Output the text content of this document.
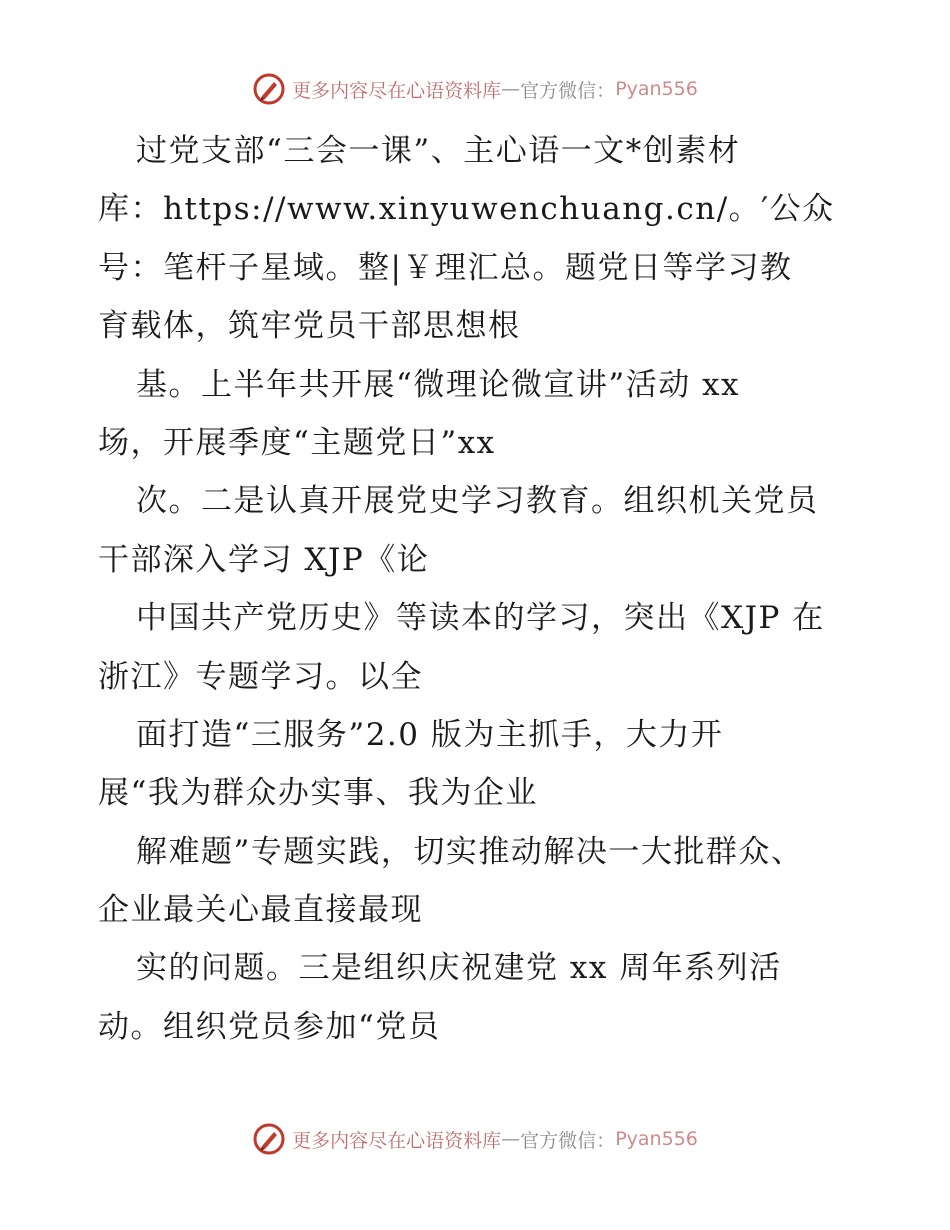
更多内容尽在心语资料库 — 官方微信： Pyan556
过党支部“三会一课”、主心语一文*创素材
库：https://www.xinyuwenchuang.cn/。′公众
号：笔杆子星域。整|￥理汇总。题党日等学习教
育载体，筑牢党员干部思想根
基。上半年共开展“微理论微宣讲”活动 xx
场，开展季度“主题党日”xx
次。二是认真开展党史学习教育。组织机关党员
干部深入学习 XJP《论
中国共产党历史》等读本的学习，突出《XJP 在
浙江》专题学习。以全
面打造“三服务”2.0 版为主抓手，大力开
展“我为群众办实事、我为企业
解难题”专题实践，切实推动解决一大批群众、
企业最关心最直接最现
实的问题。三是组织庆祝建党 xx 周年系列活
动。组织党员参加“党员
更多内容尽在心语资料库 — 官方微信： Pyan556
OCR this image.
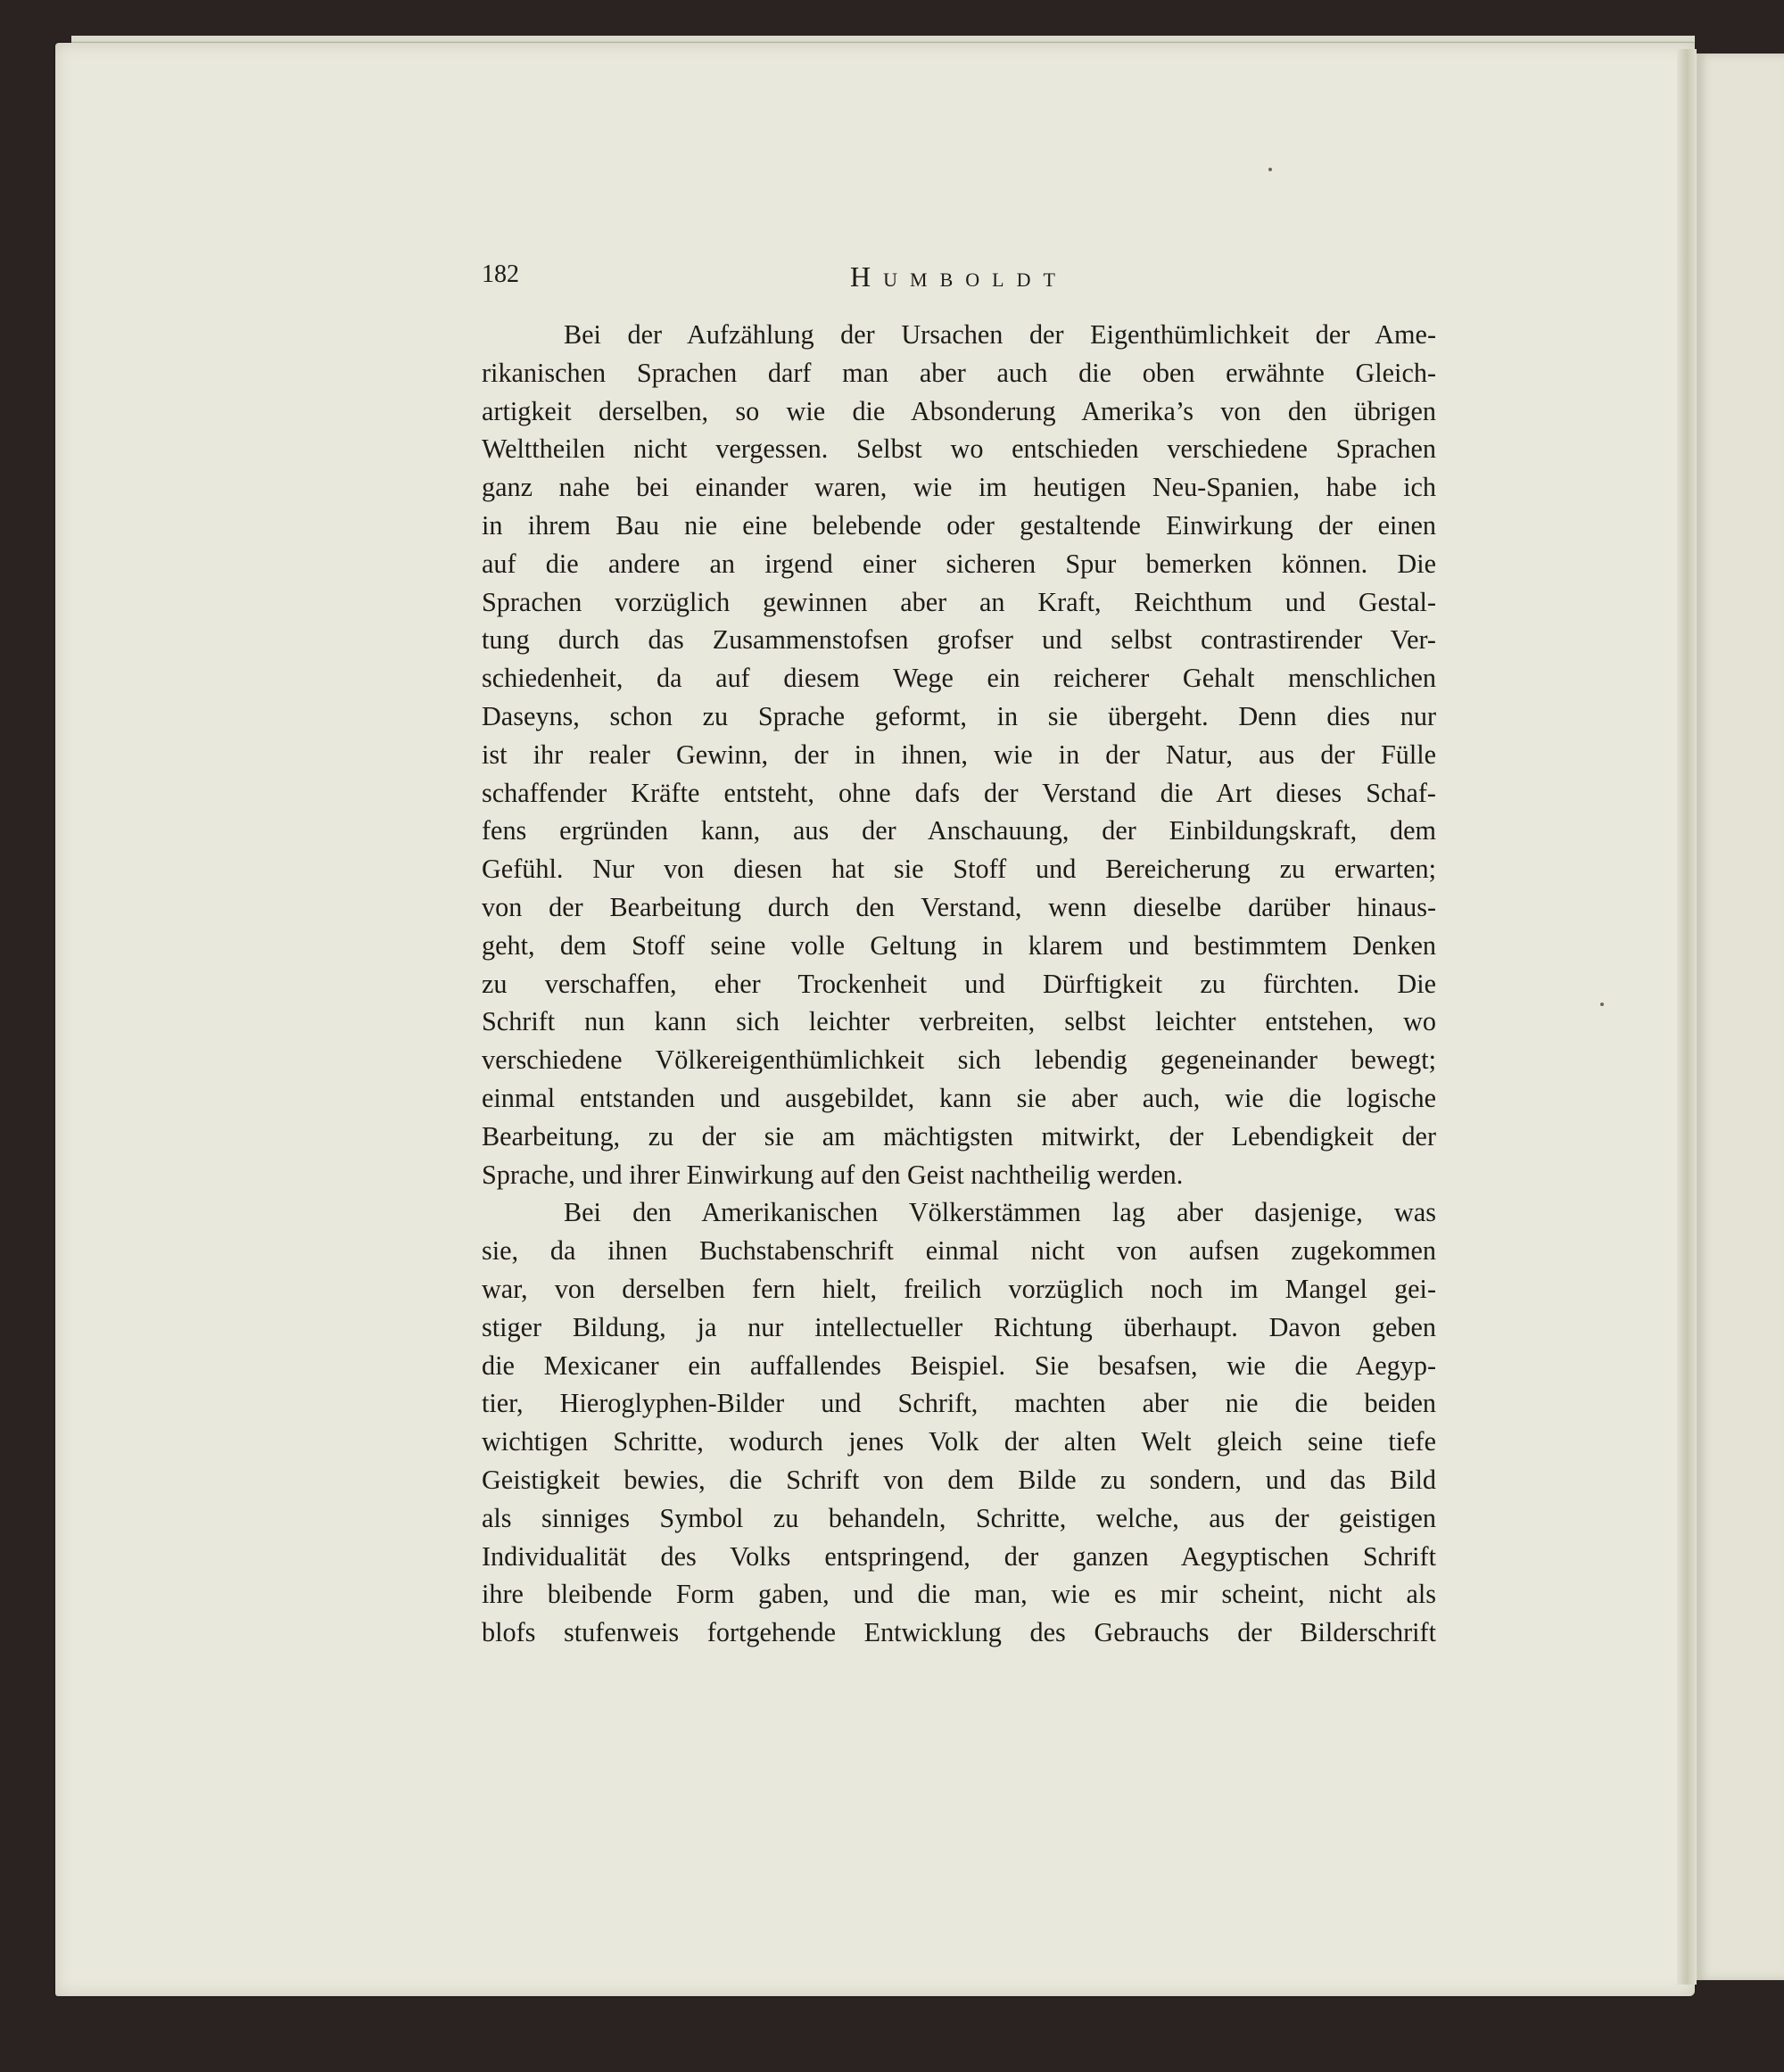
182	HUMBOLDT

Bei der Aufzählung der Ursachen der Eigenthümlichkeit der Ame-
rikanischen Sprachen darf man aber auch die oben erwähnte Gleich-
artigkeit derselben, so wie die Absonderung Amerika’s von den übrigen
Welttheilen nicht vergessen. Selbst wo entschieden verschiedene Sprachen
ganz nahe bei einander waren, wie im heutigen Neu-Spanien, habe ich
in ihrem Bau nie eine belebende oder gestaltende Einwirkung der einen
auf die andere an irgend einer sicheren Spur bemerken können. Die
Sprachen vorzüglich gewinnen aber an Kraft, Reichthum und Gestal-
tung durch das Zusammenstofsen grofser und selbst contrastirender Ver-
schiedenheit, da auf diesem Wege ein reicherer Gehalt menschlichen
Daseyns, schon zu Sprache geformt, in sie übergeht. Denn dies nur
ist ihr realer Gewinn, der in ihnen, wie in der Natur, aus der Fülle
schaffender Kräfte entsteht, ohne dafs der Verstand die Art dieses Schaf-
fens ergründen kann, aus der Anschauung, der Einbildungskraft, dem
Gefühl. Nur von diesen hat sie Stoff und Bereicherung zu erwarten;
von der Bearbeitung durch den Verstand, wenn dieselbe darüber hinaus-
geht, dem Stoff seine volle Geltung in klarem und bestimmtem Denken
zu verschaffen, eher Trockenheit und Dürftigkeit zu fürchten. Die
Schrift nun kann sich leichter verbreiten, selbst leichter entstehen, wo
verschiedene Völkereigenthümlichkeit sich lebendig gegeneinander bewegt;
einmal entstanden und ausgebildet, kann sie aber auch, wie die logische
Bearbeitung, zu der sie am mächtigsten mitwirkt, der Lebendigkeit der
Sprache, und ihrer Einwirkung auf den Geist nachtheilig werden.

Bei den Amerikanischen Völkerstämmen lag aber dasjenige, was
sie, da ihnen Buchstabenschrift einmal nicht von aufsen zugekommen
war, von derselben fern hielt, freilich vorzüglich noch im Mangel gei-
stiger Bildung, ja nur intellectueller Richtung überhaupt. Davon geben
die Mexicaner ein auffallendes Beispiel. Sie besafsen, wie die Aegyp-
tier, Hieroglyphen-Bilder und Schrift, machten aber nie die beiden
wichtigen Schritte, wodurch jenes Volk der alten Welt gleich seine tiefe
Geistigkeit bewies, die Schrift von dem Bilde zu sondern, und das Bild
als sinniges Symbol zu behandeln, Schritte, welche, aus der geistigen
Individualität des Volks entspringend, der ganzen Aegyptischen Schrift
ihre bleibende Form gaben, und die man, wie es mir scheint, nicht als
blofs stufenweis fortgehende Entwicklung des Gebrauchs der Bilderschrift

:: Your objective ::
Omit the pictures. Transcribe every record exactly.

:: Exercise answer ::
Output the text content of this document.
更多内容尽在心语资料库 — 官方微信： Pyan556
过党支部“三会一课”、主心语一文*创素材
库：https://www.xinyuwenchuang.cn/。′公众
号：笔杆子星域。整|￥理汇总。题党日等学习教
育载体，筑牢党员干部思想根
基。上半年共开展“微理论微宣讲”活动 xx
场，开展季度“主题党日”xx
次。二是认真开展党史学习教育。组织机关党员
干部深入学习 XJP《论
中国共产党历史》等读本的学习，突出《XJP 在
浙江》专题学习。以全
面打造“三服务”2.0 版为主抓手，大力开
展“我为群众办实事、我为企业
解难题”专题实践，切实推动解决一大批群众、
企业最关心最直接最现
实的问题。三是组织庆祝建党 xx 周年系列活
动。组织党员参加“党员
更多内容尽在心语资料库 — 官方微信： Pyan556
OCR this image.
182	HUMBOLDT

Bei der Aufzählung der Ursachen der Eigenthümlichkeit der Ame-
rikanischen Sprachen darf man aber auch die oben erwähnte Gleich-
artigkeit derselben, so wie die Absonderung Amerika’s von den übrigen
Welttheilen nicht vergessen. Selbst wo entschieden verschiedene Sprachen
ganz nahe bei einander waren, wie im heutigen Neu-Spanien, habe ich
in ihrem Bau nie eine belebende oder gestaltende Einwirkung der einen
auf die andere an irgend einer sicheren Spur bemerken können. Die
Sprachen vorzüglich gewinnen aber an Kraft, Reichthum und Gestal-
tung durch das Zusammenstofsen grofser und selbst contrastirender Ver-
schiedenheit, da auf diesem Wege ein reicherer Gehalt menschlichen
Daseyns, schon zu Sprache geformt, in sie übergeht. Denn dies nur
ist ihr realer Gewinn, der in ihnen, wie in der Natur, aus der Fülle
schaffender Kräfte entsteht, ohne dafs der Verstand die Art dieses Schaf-
fens ergründen kann, aus der Anschauung, der Einbildungskraft, dem
Gefühl. Nur von diesen hat sie Stoff und Bereicherung zu erwarten;
von der Bearbeitung durch den Verstand, wenn dieselbe darüber hinaus-
geht, dem Stoff seine volle Geltung in klarem und bestimmtem Denken
zu verschaffen, eher Trockenheit und Dürftigkeit zu fürchten. Die
Schrift nun kann sich leichter verbreiten, selbst leichter entstehen, wo
verschiedene Völkereigenthümlichkeit sich lebendig gegeneinander bewegt;
einmal entstanden und ausgebildet, kann sie aber auch, wie die logische
Bearbeitung, zu der sie am mächtigsten mitwirkt, der Lebendigkeit der
Sprache, und ihrer Einwirkung auf den Geist nachtheilig werden.

Bei den Amerikanischen Völkerstämmen lag aber dasjenige, was
sie, da ihnen Buchstabenschrift einmal nicht von aufsen zugekommen
war, von derselben fern hielt, freilich vorzüglich noch im Mangel gei-
stiger Bildung, ja nur intellectueller Richtung überhaupt. Davon geben
die Mexicaner ein auffallendes Beispiel. Sie besafsen, wie die Aegyp-
tier, Hieroglyphen-Bilder und Schrift, machten aber nie die beiden
wichtigen Schritte, wodurch jenes Volk der alten Welt gleich seine tiefe
Geistigkeit bewies, die Schrift von dem Bilde zu sondern, und das Bild
als sinniges Symbol zu behandeln, Schritte, welche, aus der geistigen
Individualität des Volks entspringend, der ganzen Aegyptischen Schrift
ihre bleibende Form gaben, und die man, wie es mir scheint, nicht als
blofs stufenweis fortgehende Entwicklung des Gebrauchs der Bilderschrift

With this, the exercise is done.